**STORED RECORDS:**
+ + + +
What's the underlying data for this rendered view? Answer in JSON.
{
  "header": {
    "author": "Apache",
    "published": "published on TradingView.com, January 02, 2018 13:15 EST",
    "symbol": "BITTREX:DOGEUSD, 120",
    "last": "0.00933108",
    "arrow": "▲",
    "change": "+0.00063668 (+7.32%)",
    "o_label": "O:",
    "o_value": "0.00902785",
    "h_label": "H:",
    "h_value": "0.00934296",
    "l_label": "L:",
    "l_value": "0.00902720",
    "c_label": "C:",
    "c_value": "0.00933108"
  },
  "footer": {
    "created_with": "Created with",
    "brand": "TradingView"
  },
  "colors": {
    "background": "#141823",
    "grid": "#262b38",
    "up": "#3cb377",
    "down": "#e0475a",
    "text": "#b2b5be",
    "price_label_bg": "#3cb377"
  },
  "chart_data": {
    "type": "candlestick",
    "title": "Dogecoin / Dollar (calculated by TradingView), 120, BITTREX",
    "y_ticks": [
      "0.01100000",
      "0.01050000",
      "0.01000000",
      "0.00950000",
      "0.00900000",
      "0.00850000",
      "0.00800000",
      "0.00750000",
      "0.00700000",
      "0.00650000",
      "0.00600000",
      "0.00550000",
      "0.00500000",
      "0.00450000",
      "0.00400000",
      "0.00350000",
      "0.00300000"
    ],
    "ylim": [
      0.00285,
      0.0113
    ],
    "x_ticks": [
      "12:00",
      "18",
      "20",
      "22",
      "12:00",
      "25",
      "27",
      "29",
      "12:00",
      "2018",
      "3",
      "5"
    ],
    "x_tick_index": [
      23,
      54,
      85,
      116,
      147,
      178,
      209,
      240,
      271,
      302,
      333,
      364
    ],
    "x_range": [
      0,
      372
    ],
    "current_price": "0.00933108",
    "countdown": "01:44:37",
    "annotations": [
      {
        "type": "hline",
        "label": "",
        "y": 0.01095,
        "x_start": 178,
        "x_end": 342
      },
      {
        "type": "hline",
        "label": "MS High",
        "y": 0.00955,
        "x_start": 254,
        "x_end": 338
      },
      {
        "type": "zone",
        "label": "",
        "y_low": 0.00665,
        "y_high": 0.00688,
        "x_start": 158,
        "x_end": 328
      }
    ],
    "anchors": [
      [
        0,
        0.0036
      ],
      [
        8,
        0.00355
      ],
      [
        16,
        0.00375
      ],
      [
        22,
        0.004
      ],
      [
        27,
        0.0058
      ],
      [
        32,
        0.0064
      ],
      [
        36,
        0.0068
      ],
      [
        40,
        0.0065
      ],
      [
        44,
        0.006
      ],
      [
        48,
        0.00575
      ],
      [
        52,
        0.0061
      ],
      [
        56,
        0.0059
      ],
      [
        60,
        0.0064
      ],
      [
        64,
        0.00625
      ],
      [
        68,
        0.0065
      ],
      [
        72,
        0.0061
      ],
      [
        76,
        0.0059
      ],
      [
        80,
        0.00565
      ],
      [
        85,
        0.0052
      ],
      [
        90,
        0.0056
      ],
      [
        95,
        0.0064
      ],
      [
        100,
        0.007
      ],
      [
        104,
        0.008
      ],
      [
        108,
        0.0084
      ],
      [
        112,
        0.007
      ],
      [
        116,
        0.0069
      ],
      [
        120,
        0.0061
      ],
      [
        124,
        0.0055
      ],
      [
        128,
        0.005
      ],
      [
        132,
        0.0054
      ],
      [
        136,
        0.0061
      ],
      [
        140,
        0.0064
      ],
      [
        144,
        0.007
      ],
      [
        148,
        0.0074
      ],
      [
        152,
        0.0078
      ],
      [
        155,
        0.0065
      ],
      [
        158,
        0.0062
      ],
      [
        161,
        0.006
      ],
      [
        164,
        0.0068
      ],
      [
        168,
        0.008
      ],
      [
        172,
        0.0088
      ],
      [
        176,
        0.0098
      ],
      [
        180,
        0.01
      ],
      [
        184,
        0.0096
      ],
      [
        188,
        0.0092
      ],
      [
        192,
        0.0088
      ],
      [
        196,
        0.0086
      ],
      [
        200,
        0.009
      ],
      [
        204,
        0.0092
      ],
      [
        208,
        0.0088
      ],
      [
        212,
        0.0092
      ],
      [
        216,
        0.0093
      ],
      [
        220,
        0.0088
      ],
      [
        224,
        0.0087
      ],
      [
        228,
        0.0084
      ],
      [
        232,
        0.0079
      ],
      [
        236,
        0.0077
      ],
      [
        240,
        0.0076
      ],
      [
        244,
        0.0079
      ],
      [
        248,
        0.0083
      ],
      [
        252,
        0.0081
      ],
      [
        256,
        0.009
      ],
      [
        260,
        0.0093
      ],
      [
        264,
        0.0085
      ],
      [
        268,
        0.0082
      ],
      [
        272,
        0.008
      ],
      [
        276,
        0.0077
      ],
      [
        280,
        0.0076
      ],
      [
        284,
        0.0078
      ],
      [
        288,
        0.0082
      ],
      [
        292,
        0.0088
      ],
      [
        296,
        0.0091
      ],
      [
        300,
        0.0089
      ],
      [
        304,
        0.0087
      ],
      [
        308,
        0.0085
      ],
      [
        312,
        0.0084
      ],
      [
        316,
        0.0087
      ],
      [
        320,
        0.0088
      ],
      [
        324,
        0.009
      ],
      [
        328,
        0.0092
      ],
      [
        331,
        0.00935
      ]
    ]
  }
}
+ + + +
**WRITTEN INSTRUCTION:** Restate each record exactly as written.

**RESULT OF THIS EXERCISE:**
What's the underlying data for this rendered view? Answer in JSON.
{
  "header": {
    "author": "Apache",
    "published": "published on TradingView.com, January 02, 2018 13:15 EST",
    "symbol": "BITTREX:DOGEUSD, 120",
    "last": "0.00933108",
    "arrow": "▲",
    "change": "+0.00063668 (+7.32%)",
    "o_label": "O:",
    "o_value": "0.00902785",
    "h_label": "H:",
    "h_value": "0.00934296",
    "l_label": "L:",
    "l_value": "0.00902720",
    "c_label": "C:",
    "c_value": "0.00933108"
  },
  "footer": {
    "created_with": "Created with",
    "brand": "TradingView"
  },
  "colors": {
    "background": "#141823",
    "grid": "#262b38",
    "up": "#3cb377",
    "down": "#e0475a",
    "text": "#b2b5be",
    "price_label_bg": "#3cb377"
  },
  "chart_data": {
    "type": "candlestick",
    "title": "Dogecoin / Dollar (calculated by TradingView), 120, BITTREX",
    "y_ticks": [
      "0.01100000",
      "0.01050000",
      "0.01000000",
      "0.00950000",
      "0.00900000",
      "0.00850000",
      "0.00800000",
      "0.00750000",
      "0.00700000",
      "0.00650000",
      "0.00600000",
      "0.00550000",
      "0.00500000",
      "0.00450000",
      "0.00400000",
      "0.00350000",
      "0.00300000"
    ],
    "ylim": [
      0.00285,
      0.0113
    ],
    "x_ticks": [
      "12:00",
      "18",
      "20",
      "22",
      "12:00",
      "25",
      "27",
      "29",
      "12:00",
      "2018",
      "3",
      "5"
    ],
    "x_tick_index": [
      23,
      54,
      85,
      116,
      147,
      178,
      209,
      240,
      271,
      302,
      333,
      364
    ],
    "x_range": [
      0,
      372
    ],
    "current_price": "0.00933108",
    "countdown": "01:44:37",
    "annotations": [
      {
        "type": "hline",
        "label": "",
        "y": 0.01095,
        "x_start": 178,
        "x_end": 342
      },
      {
        "type": "hline",
        "label": "MS High",
        "y": 0.00955,
        "x_start": 254,
        "x_end": 338
      },
      {
        "type": "zone",
        "label": "",
        "y_low": 0.00665,
        "y_high": 0.00688,
        "x_start": 158,
        "x_end": 328
      }
    ],
    "anchors": [
      [
        0,
        0.0036
      ],
      [
        8,
        0.00355
      ],
      [
        16,
        0.00375
      ],
      [
        22,
        0.004
      ],
      [
        27,
        0.0058
      ],
      [
        32,
        0.0064
      ],
      [
        36,
        0.0068
      ],
      [
        40,
        0.0065
      ],
      [
        44,
        0.006
      ],
      [
        48,
        0.00575
      ],
      [
        52,
        0.0061
      ],
      [
        56,
        0.0059
      ],
      [
        60,
        0.0064
      ],
      [
        64,
        0.00625
      ],
      [
        68,
        0.0065
      ],
      [
        72,
        0.0061
      ],
      [
        76,
        0.0059
      ],
      [
        80,
        0.00565
      ],
      [
        85,
        0.0052
      ],
      [
        90,
        0.0056
      ],
      [
        95,
        0.0064
      ],
      [
        100,
        0.007
      ],
      [
        104,
        0.008
      ],
      [
        108,
        0.0084
      ],
      [
        112,
        0.007
      ],
      [
        116,
        0.0069
      ],
      [
        120,
        0.0061
      ],
      [
        124,
        0.0055
      ],
      [
        128,
        0.005
      ],
      [
        132,
        0.0054
      ],
      [
        136,
        0.0061
      ],
      [
        140,
        0.0064
      ],
      [
        144,
        0.007
      ],
      [
        148,
        0.0074
      ],
      [
        152,
        0.0078
      ],
      [
        155,
        0.0065
      ],
      [
        158,
        0.0062
      ],
      [
        161,
        0.006
      ],
      [
        164,
        0.0068
      ],
      [
        168,
        0.008
      ],
      [
        172,
        0.0088
      ],
      [
        176,
        0.0098
      ],
      [
        180,
        0.01
      ],
      [
        184,
        0.0096
      ],
      [
        188,
        0.0092
      ],
      [
        192,
        0.0088
      ],
      [
        196,
        0.0086
      ],
      [
        200,
        0.009
      ],
      [
        204,
        0.0092
      ],
      [
        208,
        0.0088
      ],
      [
        212,
        0.0092
      ],
      [
        216,
        0.0093
      ],
      [
        220,
        0.0088
      ],
      [
        224,
        0.0087
      ],
      [
        228,
        0.0084
      ],
      [
        232,
        0.0079
      ],
      [
        236,
        0.0077
      ],
      [
        240,
        0.0076
      ],
      [
        244,
        0.0079
      ],
      [
        248,
        0.0083
      ],
      [
        252,
        0.0081
      ],
      [
        256,
        0.009
      ],
      [
        260,
        0.0093
      ],
      [
        264,
        0.0085
      ],
      [
        268,
        0.0082
      ],
      [
        272,
        0.008
      ],
      [
        276,
        0.0077
      ],
      [
        280,
        0.0076
      ],
      [
        284,
        0.0078
      ],
      [
        288,
        0.0082
      ],
      [
        292,
        0.0088
      ],
      [
        296,
        0.0091
      ],
      [
        300,
        0.0089
      ],
      [
        304,
        0.0087
      ],
      [
        308,
        0.0085
      ],
      [
        312,
        0.0084
      ],
      [
        316,
        0.0087
      ],
      [
        320,
        0.0088
      ],
      [
        324,
        0.009
      ],
      [
        328,
        0.0092
      ],
      [
        331,
        0.00935
      ]
    ]
  }
}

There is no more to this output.